Entries shown below:

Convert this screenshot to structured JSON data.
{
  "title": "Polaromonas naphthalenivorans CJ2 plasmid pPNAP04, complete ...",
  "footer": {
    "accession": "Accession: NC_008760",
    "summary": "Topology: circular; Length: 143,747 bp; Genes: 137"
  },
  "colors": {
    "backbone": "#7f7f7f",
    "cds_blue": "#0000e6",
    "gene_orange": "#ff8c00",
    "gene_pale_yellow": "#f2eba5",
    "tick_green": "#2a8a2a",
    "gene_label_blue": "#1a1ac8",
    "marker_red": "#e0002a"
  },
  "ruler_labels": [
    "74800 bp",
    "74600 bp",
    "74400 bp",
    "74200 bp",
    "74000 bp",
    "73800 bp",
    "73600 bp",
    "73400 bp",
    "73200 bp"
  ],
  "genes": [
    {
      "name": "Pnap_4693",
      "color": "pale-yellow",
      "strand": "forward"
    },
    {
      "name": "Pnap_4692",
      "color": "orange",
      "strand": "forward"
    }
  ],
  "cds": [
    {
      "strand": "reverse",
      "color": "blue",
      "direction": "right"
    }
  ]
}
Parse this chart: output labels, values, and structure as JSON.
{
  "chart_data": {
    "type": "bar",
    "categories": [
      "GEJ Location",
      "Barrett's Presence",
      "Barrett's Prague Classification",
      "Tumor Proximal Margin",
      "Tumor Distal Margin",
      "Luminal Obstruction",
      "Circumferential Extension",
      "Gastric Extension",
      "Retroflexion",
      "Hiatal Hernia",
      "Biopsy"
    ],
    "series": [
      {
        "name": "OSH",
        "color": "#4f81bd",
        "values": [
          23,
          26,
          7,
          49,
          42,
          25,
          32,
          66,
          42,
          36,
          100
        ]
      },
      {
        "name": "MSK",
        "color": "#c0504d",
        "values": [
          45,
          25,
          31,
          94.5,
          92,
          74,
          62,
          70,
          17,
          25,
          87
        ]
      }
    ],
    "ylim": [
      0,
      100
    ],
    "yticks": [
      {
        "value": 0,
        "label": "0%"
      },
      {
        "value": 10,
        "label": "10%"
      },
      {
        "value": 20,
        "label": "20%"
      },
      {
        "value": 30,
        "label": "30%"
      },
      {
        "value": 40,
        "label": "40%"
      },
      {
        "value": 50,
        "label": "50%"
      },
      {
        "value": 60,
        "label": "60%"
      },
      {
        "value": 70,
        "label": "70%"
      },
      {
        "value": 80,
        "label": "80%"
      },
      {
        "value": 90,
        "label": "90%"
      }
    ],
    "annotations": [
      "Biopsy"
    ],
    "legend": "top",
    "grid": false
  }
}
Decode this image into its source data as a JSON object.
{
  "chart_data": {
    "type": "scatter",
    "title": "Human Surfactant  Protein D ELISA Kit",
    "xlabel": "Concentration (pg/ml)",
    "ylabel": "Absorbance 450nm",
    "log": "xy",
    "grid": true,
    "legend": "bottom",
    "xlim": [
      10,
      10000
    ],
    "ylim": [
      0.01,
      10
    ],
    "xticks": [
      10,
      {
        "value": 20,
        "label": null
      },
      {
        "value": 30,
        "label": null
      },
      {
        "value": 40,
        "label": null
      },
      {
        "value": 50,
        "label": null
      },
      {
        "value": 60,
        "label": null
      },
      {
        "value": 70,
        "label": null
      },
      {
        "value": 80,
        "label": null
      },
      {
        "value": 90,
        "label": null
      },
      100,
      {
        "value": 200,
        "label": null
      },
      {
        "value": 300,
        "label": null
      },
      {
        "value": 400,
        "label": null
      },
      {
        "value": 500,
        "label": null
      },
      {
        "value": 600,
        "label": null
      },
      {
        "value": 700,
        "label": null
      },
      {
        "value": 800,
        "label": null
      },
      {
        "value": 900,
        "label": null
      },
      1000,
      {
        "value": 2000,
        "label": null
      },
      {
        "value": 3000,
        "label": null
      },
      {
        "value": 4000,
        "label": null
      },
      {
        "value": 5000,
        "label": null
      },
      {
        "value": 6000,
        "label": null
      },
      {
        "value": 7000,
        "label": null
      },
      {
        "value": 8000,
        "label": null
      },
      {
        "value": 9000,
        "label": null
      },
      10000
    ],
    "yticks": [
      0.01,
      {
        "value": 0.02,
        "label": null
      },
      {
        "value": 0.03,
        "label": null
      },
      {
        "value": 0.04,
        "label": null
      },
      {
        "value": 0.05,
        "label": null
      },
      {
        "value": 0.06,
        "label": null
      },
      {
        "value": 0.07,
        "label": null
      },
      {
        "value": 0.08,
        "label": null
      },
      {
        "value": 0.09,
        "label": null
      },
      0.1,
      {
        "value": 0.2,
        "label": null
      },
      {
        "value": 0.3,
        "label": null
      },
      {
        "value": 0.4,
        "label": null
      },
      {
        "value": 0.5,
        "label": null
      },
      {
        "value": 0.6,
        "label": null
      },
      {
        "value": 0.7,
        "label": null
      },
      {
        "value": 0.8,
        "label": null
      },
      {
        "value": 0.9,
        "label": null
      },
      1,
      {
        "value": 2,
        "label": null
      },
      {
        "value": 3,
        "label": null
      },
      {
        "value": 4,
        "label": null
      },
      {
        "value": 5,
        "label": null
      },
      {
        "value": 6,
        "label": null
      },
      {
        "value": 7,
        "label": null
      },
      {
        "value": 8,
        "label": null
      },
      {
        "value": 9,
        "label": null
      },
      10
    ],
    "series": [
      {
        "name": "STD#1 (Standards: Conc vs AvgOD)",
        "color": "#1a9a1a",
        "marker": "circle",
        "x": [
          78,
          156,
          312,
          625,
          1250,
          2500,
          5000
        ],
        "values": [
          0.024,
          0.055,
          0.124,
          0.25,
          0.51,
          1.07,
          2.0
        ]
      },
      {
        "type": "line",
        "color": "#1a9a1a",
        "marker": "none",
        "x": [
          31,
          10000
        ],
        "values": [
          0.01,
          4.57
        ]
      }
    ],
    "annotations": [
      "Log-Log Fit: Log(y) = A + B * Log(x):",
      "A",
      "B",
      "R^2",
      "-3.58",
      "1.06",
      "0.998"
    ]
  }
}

End of Entries shown.

Every record must be given again exactly as it was written.

Reply:
Convert this screenshot to structured JSON data.
{
  "title": "Polaromonas naphthalenivorans CJ2 plasmid pPNAP04, complete ...",
  "footer": {
    "accession": "Accession: NC_008760",
    "summary": "Topology: circular; Length: 143,747 bp; Genes: 137"
  },
  "colors": {
    "backbone": "#7f7f7f",
    "cds_blue": "#0000e6",
    "gene_orange": "#ff8c00",
    "gene_pale_yellow": "#f2eba5",
    "tick_green": "#2a8a2a",
    "gene_label_blue": "#1a1ac8",
    "marker_red": "#e0002a"
  },
  "ruler_labels": [
    "74800 bp",
    "74600 bp",
    "74400 bp",
    "74200 bp",
    "74000 bp",
    "73800 bp",
    "73600 bp",
    "73400 bp",
    "73200 bp"
  ],
  "genes": [
    {
      "name": "Pnap_4693",
      "color": "pale-yellow",
      "strand": "forward"
    },
    {
      "name": "Pnap_4692",
      "color": "orange",
      "strand": "forward"
    }
  ],
  "cds": [
    {
      "strand": "reverse",
      "color": "blue",
      "direction": "right"
    }
  ]
}
Parse this chart: output labels, values, and structure as JSON.
{
  "chart_data": {
    "type": "bar",
    "categories": [
      "GEJ Location",
      "Barrett's Presence",
      "Barrett's Prague Classification",
      "Tumor Proximal Margin",
      "Tumor Distal Margin",
      "Luminal Obstruction",
      "Circumferential Extension",
      "Gastric Extension",
      "Retroflexion",
      "Hiatal Hernia",
      "Biopsy"
    ],
    "series": [
      {
        "name": "OSH",
        "color": "#4f81bd",
        "values": [
          23,
          26,
          7,
          49,
          42,
          25,
          32,
          66,
          42,
          36,
          100
        ]
      },
      {
        "name": "MSK",
        "color": "#c0504d",
        "values": [
          45,
          25,
          31,
          94.5,
          92,
          74,
          62,
          70,
          17,
          25,
          87
        ]
      }
    ],
    "ylim": [
      0,
      100
    ],
    "yticks": [
      {
        "value": 0,
        "label": "0%"
      },
      {
        "value": 10,
        "label": "10%"
      },
      {
        "value": 20,
        "label": "20%"
      },
      {
        "value": 30,
        "label": "30%"
      },
      {
        "value": 40,
        "label": "40%"
      },
      {
        "value": 50,
        "label": "50%"
      },
      {
        "value": 60,
        "label": "60%"
      },
      {
        "value": 70,
        "label": "70%"
      },
      {
        "value": 80,
        "label": "80%"
      },
      {
        "value": 90,
        "label": "90%"
      }
    ],
    "annotations": [
      "Biopsy"
    ],
    "legend": "top",
    "grid": false
  }
}
Decode this image into its source data as a JSON object.
{
  "chart_data": {
    "type": "scatter",
    "title": "Human Surfactant  Protein D ELISA Kit",
    "xlabel": "Concentration (pg/ml)",
    "ylabel": "Absorbance 450nm",
    "log": "xy",
    "grid": true,
    "legend": "bottom",
    "xlim": [
      10,
      10000
    ],
    "ylim": [
      0.01,
      10
    ],
    "xticks": [
      10,
      {
        "value": 20,
        "label": null
      },
      {
        "value": 30,
        "label": null
      },
      {
        "value": 40,
        "label": null
      },
      {
        "value": 50,
        "label": null
      },
      {
        "value": 60,
        "label": null
      },
      {
        "value": 70,
        "label": null
      },
      {
        "value": 80,
        "label": null
      },
      {
        "value": 90,
        "label": null
      },
      100,
      {
        "value": 200,
        "label": null
      },
      {
        "value": 300,
        "label": null
      },
      {
        "value": 400,
        "label": null
      },
      {
        "value": 500,
        "label": null
      },
      {
        "value": 600,
        "label": null
      },
      {
        "value": 700,
        "label": null
      },
      {
        "value": 800,
        "label": null
      },
      {
        "value": 900,
        "label": null
      },
      1000,
      {
        "value": 2000,
        "label": null
      },
      {
        "value": 3000,
        "label": null
      },
      {
        "value": 4000,
        "label": null
      },
      {
        "value": 5000,
        "label": null
      },
      {
        "value": 6000,
        "label": null
      },
      {
        "value": 7000,
        "label": null
      },
      {
        "value": 8000,
        "label": null
      },
      {
        "value": 9000,
        "label": null
      },
      10000
    ],
    "yticks": [
      0.01,
      {
        "value": 0.02,
        "label": null
      },
      {
        "value": 0.03,
        "label": null
      },
      {
        "value": 0.04,
        "label": null
      },
      {
        "value": 0.05,
        "label": null
      },
      {
        "value": 0.06,
        "label": null
      },
      {
        "value": 0.07,
        "label": null
      },
      {
        "value": 0.08,
        "label": null
      },
      {
        "value": 0.09,
        "label": null
      },
      0.1,
      {
        "value": 0.2,
        "label": null
      },
      {
        "value": 0.3,
        "label": null
      },
      {
        "value": 0.4,
        "label": null
      },
      {
        "value": 0.5,
        "label": null
      },
      {
        "value": 0.6,
        "label": null
      },
      {
        "value": 0.7,
        "label": null
      },
      {
        "value": 0.8,
        "label": null
      },
      {
        "value": 0.9,
        "label": null
      },
      1,
      {
        "value": 2,
        "label": null
      },
      {
        "value": 3,
        "label": null
      },
      {
        "value": 4,
        "label": null
      },
      {
        "value": 5,
        "label": null
      },
      {
        "value": 6,
        "label": null
      },
      {
        "value": 7,
        "label": null
      },
      {
        "value": 8,
        "label": null
      },
      {
        "value": 9,
        "label": null
      },
      10
    ],
    "series": [
      {
        "name": "STD#1 (Standards: Conc vs AvgOD)",
        "color": "#1a9a1a",
        "marker": "circle",
        "x": [
          78,
          156,
          312,
          625,
          1250,
          2500,
          5000
        ],
        "values": [
          0.024,
          0.055,
          0.124,
          0.25,
          0.51,
          1.07,
          2.0
        ]
      },
      {
        "type": "line",
        "color": "#1a9a1a",
        "marker": "none",
        "x": [
          31,
          10000
        ],
        "values": [
          0.01,
          4.57
        ]
      }
    ],
    "annotations": [
      "Log-Log Fit: Log(y) = A + B * Log(x):",
      "A",
      "B",
      "R^2",
      "-3.58",
      "1.06",
      "0.998"
    ]
  }
}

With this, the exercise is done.